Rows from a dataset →
··········

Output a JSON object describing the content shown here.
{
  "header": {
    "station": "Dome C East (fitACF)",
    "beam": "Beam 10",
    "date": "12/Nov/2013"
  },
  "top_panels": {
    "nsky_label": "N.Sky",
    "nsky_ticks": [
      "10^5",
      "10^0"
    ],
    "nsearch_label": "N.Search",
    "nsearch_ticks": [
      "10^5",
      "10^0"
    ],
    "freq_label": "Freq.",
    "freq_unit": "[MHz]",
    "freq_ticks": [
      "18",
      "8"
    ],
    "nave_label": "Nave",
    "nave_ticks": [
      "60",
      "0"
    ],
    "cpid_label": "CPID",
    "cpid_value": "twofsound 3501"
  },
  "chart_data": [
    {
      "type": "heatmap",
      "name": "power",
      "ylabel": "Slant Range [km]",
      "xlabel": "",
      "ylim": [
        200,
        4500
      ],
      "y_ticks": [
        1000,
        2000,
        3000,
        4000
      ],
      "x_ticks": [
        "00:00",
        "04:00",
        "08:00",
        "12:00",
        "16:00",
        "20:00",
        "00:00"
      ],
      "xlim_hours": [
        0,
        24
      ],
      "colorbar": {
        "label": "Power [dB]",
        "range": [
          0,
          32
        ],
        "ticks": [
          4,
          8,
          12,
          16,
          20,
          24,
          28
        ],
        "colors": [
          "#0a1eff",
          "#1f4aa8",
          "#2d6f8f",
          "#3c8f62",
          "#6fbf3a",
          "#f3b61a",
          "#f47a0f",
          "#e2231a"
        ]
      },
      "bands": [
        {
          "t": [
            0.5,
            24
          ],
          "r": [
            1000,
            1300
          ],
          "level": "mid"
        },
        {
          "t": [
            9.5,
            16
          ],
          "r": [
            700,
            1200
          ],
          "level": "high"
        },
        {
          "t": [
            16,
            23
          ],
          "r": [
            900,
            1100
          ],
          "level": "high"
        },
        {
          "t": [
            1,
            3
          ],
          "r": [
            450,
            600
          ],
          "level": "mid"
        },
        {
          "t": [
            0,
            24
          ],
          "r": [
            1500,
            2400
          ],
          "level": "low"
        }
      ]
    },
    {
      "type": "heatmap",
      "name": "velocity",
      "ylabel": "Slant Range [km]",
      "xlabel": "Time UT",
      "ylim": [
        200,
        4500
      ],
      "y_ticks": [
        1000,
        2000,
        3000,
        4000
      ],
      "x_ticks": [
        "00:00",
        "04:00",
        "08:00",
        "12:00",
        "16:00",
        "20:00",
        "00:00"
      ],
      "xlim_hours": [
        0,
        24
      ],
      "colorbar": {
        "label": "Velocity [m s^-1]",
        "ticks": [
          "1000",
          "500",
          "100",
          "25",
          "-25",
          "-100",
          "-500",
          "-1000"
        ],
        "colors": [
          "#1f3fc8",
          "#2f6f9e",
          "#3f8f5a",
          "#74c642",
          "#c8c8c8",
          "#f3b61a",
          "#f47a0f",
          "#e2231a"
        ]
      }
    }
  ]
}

··········

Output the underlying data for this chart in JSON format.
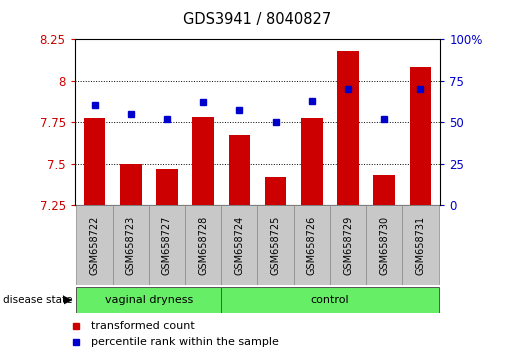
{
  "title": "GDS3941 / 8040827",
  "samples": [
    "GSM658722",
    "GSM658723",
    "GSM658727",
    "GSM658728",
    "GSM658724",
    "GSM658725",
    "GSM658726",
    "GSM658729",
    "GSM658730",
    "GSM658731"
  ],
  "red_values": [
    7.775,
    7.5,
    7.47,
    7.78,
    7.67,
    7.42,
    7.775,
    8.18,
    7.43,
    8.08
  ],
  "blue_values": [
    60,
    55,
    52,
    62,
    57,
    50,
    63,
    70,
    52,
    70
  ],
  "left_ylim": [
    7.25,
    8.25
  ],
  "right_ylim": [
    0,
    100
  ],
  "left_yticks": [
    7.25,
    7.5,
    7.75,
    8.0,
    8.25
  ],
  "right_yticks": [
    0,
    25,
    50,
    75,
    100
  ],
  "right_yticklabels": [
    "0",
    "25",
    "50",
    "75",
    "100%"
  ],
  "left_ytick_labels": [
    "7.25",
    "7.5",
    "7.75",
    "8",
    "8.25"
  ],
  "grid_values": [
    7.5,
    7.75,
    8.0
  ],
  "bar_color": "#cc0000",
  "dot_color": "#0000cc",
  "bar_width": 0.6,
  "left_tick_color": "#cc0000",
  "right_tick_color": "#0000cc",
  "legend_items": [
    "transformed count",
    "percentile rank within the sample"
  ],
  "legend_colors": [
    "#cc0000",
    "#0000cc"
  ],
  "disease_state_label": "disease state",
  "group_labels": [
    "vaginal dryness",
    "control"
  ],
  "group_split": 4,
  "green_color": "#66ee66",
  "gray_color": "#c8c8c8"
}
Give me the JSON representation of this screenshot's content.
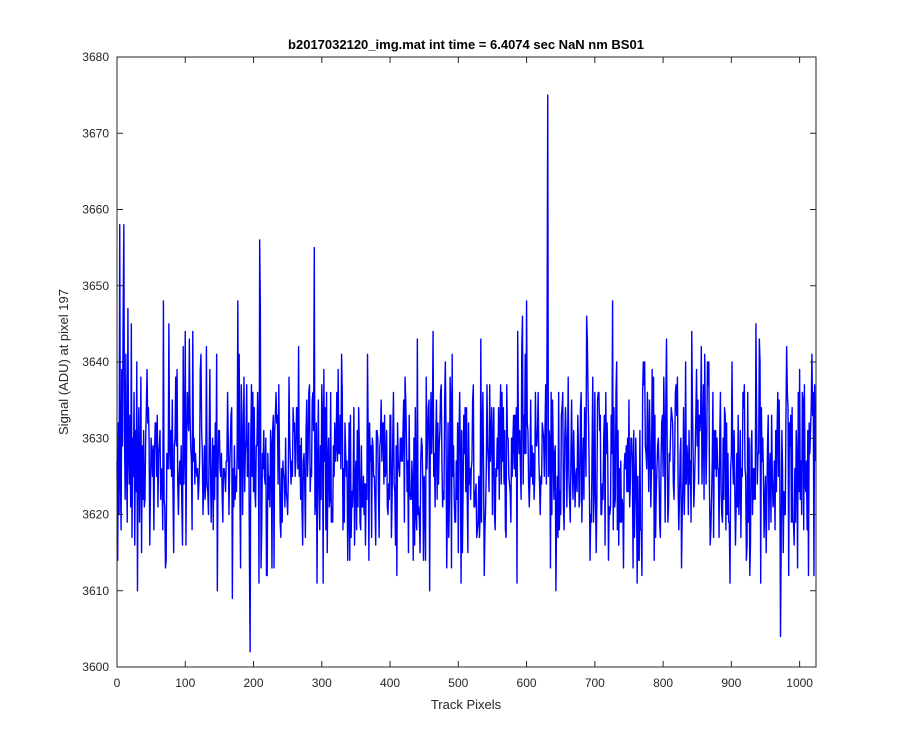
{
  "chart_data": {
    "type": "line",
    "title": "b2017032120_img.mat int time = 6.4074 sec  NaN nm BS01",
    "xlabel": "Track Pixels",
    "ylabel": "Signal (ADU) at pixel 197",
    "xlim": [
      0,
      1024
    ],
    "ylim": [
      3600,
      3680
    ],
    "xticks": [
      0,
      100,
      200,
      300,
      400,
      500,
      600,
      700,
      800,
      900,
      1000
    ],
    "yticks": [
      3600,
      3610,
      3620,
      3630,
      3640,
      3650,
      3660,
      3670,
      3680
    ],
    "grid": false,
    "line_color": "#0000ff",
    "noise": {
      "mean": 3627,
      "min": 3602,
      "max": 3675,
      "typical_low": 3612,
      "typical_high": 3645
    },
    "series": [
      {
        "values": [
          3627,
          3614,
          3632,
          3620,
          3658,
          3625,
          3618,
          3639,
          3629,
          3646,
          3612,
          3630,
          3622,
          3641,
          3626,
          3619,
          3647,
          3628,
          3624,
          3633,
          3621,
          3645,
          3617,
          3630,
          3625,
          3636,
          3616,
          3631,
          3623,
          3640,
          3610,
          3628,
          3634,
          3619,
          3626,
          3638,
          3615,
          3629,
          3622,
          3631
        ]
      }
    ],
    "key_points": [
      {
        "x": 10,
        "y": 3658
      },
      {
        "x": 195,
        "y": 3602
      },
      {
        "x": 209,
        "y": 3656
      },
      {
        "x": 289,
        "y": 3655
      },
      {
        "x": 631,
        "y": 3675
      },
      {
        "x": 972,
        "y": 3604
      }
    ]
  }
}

··········

Problem requirements → Pull out every line holding "JSON" from the records above, and copy it.

Answer for the task →
Output a JSON object describing the content shown here.
Output the underlying data for this chart in JSON format.
Give me the JSON representation of this screenshot's content.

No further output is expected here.